#### [Task to carry out]
Select all lines with the string "title" in them, and copy those lines.

[Data entries]
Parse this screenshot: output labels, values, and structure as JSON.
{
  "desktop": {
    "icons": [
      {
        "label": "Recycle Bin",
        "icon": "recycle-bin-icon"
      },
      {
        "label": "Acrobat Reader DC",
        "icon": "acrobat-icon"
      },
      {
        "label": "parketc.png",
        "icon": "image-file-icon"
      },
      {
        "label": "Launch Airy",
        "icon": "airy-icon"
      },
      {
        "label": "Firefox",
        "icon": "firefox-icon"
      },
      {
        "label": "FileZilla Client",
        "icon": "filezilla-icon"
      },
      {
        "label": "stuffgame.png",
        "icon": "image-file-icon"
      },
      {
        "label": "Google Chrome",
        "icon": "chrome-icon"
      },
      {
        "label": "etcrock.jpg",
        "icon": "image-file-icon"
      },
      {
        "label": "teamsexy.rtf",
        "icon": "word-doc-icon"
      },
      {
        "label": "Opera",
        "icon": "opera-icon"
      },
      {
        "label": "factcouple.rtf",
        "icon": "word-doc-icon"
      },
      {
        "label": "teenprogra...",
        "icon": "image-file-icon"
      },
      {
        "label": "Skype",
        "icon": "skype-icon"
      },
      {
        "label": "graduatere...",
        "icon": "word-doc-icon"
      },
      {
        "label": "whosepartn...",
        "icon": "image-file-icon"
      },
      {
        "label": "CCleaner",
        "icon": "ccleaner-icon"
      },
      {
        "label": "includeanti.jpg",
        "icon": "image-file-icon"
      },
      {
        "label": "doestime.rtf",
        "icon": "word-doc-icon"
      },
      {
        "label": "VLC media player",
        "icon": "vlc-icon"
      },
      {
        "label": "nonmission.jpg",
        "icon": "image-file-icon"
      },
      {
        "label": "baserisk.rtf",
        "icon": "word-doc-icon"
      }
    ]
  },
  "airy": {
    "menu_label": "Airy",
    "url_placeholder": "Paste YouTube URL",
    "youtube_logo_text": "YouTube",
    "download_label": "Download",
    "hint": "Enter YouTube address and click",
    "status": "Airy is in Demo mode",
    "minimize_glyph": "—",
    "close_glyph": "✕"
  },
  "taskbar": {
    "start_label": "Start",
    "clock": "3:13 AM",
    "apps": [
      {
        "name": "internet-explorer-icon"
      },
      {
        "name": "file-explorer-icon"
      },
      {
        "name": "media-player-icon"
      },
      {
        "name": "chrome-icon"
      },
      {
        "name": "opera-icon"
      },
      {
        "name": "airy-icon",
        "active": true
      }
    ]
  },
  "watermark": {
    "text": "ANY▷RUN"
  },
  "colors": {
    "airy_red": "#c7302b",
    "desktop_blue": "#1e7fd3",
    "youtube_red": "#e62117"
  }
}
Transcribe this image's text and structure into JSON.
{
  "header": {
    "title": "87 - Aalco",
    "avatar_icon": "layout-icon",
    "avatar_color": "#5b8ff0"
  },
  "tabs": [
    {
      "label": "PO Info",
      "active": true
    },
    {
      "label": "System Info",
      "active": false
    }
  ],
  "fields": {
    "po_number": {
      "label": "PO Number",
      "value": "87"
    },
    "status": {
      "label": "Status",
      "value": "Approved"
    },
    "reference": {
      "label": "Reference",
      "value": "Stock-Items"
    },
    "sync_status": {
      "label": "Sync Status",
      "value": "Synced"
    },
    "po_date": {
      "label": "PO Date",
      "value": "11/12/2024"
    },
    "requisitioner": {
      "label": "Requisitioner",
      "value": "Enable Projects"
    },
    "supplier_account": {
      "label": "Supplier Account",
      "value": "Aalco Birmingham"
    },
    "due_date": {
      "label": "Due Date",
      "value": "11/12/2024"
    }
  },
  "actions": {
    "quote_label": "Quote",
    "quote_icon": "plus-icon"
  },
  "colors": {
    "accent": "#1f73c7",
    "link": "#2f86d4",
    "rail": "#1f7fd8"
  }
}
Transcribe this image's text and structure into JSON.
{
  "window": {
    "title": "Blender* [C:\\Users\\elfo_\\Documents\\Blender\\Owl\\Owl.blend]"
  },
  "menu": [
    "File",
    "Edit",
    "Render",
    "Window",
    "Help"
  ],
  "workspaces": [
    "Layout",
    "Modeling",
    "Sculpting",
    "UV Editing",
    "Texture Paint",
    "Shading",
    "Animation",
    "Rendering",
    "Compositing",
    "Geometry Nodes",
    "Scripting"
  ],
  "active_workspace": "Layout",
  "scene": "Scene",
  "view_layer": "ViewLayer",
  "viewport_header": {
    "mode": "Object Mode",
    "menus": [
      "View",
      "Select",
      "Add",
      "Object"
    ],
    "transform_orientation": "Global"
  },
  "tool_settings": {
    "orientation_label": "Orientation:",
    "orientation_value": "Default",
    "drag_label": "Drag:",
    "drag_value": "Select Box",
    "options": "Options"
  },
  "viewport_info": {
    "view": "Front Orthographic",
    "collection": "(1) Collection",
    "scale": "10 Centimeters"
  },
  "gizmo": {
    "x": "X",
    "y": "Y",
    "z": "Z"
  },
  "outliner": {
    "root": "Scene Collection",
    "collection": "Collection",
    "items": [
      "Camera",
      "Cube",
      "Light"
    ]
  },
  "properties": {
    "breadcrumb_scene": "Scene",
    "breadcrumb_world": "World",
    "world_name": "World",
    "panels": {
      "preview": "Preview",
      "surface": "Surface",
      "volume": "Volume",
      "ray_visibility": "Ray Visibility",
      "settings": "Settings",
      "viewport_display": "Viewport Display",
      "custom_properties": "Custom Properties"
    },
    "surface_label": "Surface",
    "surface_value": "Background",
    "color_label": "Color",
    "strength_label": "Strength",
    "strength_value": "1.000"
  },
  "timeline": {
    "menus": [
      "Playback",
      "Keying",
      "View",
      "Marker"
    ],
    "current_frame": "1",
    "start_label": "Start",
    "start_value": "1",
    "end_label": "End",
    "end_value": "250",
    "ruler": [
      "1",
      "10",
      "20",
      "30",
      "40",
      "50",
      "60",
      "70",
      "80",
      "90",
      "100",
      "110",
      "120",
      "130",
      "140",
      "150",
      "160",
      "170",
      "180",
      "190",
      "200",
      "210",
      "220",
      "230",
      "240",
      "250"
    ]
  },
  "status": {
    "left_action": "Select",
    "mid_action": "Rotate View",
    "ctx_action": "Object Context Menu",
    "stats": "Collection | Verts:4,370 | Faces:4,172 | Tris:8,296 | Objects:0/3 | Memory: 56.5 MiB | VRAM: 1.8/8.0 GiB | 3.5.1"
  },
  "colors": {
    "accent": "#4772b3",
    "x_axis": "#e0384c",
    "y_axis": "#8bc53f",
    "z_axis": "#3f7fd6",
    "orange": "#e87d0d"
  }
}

#### [Solution to this problem]
    "title": "87 - Aalco",
    "title": "Blender* [C:\\Users\\elfo_\\Documents\\Blender\\Owl\\Owl.blend]"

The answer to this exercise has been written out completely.